[Goal of the exercise] Repeat each entry below exactly as it stands.
---------- Material provided ----------
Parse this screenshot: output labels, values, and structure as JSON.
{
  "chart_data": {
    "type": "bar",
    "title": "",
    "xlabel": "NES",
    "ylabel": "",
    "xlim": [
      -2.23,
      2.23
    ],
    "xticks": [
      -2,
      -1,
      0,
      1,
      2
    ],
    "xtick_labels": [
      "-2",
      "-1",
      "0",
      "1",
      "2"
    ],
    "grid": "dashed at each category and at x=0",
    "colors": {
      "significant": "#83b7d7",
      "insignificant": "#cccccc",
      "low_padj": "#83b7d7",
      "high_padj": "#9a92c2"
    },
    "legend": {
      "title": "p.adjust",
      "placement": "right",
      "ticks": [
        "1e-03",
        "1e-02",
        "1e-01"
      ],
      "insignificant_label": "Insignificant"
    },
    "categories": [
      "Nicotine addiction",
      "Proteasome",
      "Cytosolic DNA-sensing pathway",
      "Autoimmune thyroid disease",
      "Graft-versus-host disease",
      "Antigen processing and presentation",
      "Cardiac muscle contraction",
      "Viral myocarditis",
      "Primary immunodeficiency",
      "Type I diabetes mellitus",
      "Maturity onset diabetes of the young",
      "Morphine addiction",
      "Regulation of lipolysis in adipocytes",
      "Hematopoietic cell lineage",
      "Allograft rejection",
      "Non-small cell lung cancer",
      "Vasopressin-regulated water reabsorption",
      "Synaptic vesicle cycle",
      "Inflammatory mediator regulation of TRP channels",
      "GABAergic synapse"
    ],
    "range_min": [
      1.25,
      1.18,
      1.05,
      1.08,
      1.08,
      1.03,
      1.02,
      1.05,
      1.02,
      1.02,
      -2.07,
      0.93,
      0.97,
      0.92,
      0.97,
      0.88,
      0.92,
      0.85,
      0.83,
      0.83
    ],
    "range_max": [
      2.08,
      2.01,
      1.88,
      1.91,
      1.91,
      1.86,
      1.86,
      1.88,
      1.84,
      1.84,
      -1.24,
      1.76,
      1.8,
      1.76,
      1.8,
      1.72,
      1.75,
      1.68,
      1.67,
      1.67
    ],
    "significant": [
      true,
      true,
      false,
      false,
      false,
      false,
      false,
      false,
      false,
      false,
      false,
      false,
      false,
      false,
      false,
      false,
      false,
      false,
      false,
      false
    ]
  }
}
----------
[Your response]
Parse this screenshot: output labels, values, and structure as JSON.
{
  "chart_data": {
    "type": "bar",
    "title": "",
    "xlabel": "NES",
    "ylabel": "",
    "xlim": [
      -2.23,
      2.23
    ],
    "xticks": [
      -2,
      -1,
      0,
      1,
      2
    ],
    "xtick_labels": [
      "-2",
      "-1",
      "0",
      "1",
      "2"
    ],
    "grid": "dashed at each category and at x=0",
    "colors": {
      "significant": "#83b7d7",
      "insignificant": "#cccccc",
      "low_padj": "#83b7d7",
      "high_padj": "#9a92c2"
    },
    "legend": {
      "title": "p.adjust",
      "placement": "right",
      "ticks": [
        "1e-03",
        "1e-02",
        "1e-01"
      ],
      "insignificant_label": "Insignificant"
    },
    "categories": [
      "Nicotine addiction",
      "Proteasome",
      "Cytosolic DNA-sensing pathway",
      "Autoimmune thyroid disease",
      "Graft-versus-host disease",
      "Antigen processing and presentation",
      "Cardiac muscle contraction",
      "Viral myocarditis",
      "Primary immunodeficiency",
      "Type I diabetes mellitus",
      "Maturity onset diabetes of the young",
      "Morphine addiction",
      "Regulation of lipolysis in adipocytes",
      "Hematopoietic cell lineage",
      "Allograft rejection",
      "Non-small cell lung cancer",
      "Vasopressin-regulated water reabsorption",
      "Synaptic vesicle cycle",
      "Inflammatory mediator regulation of TRP channels",
      "GABAergic synapse"
    ],
    "range_min": [
      1.25,
      1.18,
      1.05,
      1.08,
      1.08,
      1.03,
      1.02,
      1.05,
      1.02,
      1.02,
      -2.07,
      0.93,
      0.97,
      0.92,
      0.97,
      0.88,
      0.92,
      0.85,
      0.83,
      0.83
    ],
    "range_max": [
      2.08,
      2.01,
      1.88,
      1.91,
      1.91,
      1.86,
      1.86,
      1.88,
      1.84,
      1.84,
      -1.24,
      1.76,
      1.8,
      1.76,
      1.8,
      1.72,
      1.75,
      1.68,
      1.67,
      1.67
    ],
    "significant": [
      true,
      true,
      false,
      false,
      false,
      false,
      false,
      false,
      false,
      false,
      false,
      false,
      false,
      false,
      false,
      false,
      false,
      false,
      false,
      false
    ]
  }
}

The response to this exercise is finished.